» **Dataset records**

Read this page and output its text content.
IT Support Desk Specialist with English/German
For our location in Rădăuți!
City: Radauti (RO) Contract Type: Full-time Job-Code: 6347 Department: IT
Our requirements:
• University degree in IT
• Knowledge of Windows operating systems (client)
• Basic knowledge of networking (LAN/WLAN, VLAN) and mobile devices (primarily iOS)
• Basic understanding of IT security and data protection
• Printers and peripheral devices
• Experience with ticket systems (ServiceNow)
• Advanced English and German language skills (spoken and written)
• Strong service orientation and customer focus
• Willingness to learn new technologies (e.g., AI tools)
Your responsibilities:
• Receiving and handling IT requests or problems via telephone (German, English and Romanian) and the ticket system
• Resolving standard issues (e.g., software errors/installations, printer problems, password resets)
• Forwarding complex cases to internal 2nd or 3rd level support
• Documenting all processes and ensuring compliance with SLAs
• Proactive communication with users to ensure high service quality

* * *

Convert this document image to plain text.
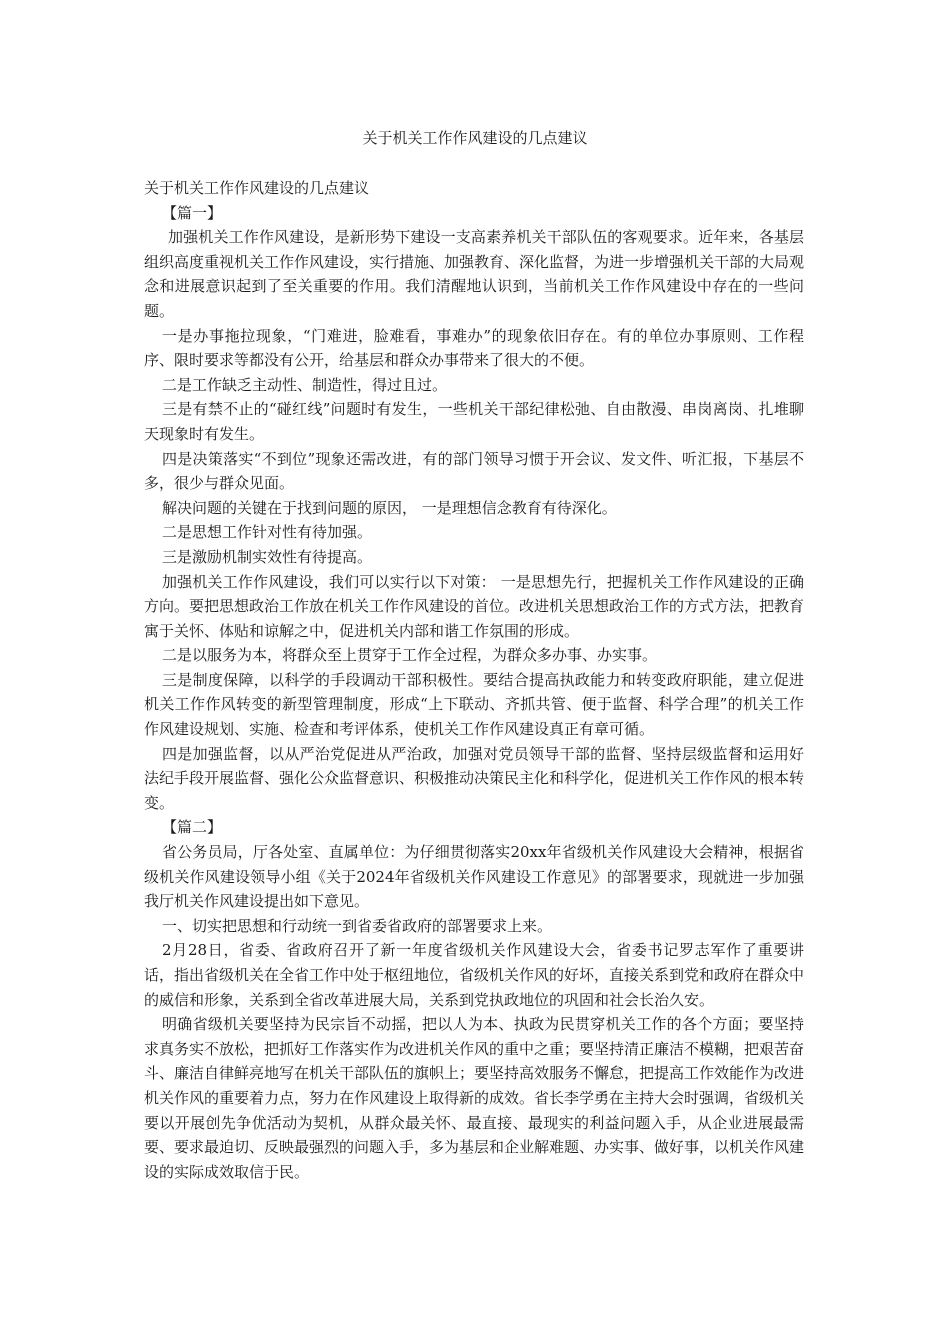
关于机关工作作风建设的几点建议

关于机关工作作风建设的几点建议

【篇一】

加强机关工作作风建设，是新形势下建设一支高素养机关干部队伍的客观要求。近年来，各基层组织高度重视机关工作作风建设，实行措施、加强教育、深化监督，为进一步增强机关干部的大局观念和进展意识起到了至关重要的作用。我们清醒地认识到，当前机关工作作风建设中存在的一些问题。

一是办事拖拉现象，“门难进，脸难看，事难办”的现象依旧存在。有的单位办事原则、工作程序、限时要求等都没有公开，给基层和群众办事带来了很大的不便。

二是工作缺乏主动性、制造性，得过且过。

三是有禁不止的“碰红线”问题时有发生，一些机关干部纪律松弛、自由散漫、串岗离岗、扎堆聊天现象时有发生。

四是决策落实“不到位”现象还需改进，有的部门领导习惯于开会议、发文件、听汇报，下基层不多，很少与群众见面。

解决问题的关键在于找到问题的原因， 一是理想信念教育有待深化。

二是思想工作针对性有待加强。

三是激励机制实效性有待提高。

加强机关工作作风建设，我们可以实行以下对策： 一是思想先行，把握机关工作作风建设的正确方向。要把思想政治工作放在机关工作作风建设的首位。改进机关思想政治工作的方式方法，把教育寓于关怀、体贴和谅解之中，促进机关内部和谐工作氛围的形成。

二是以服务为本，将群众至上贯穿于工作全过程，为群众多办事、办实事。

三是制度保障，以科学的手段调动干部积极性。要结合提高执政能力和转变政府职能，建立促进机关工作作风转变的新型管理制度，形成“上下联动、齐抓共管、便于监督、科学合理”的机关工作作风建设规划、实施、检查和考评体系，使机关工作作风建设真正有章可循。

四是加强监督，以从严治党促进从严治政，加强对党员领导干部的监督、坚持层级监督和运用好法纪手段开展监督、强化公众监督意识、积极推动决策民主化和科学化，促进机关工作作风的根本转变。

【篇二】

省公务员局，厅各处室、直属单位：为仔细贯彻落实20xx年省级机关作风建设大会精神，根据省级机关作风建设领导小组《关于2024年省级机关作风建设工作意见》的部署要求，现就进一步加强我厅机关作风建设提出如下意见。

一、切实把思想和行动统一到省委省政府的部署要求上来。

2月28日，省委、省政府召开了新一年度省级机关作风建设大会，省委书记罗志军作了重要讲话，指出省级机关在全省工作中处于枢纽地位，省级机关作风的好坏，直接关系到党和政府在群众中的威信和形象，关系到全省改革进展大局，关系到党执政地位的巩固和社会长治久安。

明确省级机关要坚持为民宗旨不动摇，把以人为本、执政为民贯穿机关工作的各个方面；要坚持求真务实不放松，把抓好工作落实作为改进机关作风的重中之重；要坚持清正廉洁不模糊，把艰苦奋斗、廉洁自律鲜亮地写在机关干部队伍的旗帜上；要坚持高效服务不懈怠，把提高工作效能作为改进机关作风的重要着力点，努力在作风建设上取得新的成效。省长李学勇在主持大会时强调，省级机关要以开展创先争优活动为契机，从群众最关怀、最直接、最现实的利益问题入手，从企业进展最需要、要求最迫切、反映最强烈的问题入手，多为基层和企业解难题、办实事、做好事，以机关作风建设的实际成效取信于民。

» **Exercise requirements**
Return each line of the listing that holds the string "problems".

» **Result of the exercise**
• Receiving and handling IT requests or problems via telephone (German, English and Romanian) and the ticket system
• Resolving standard issues (e.g., software errors/installations, printer problems, password resets)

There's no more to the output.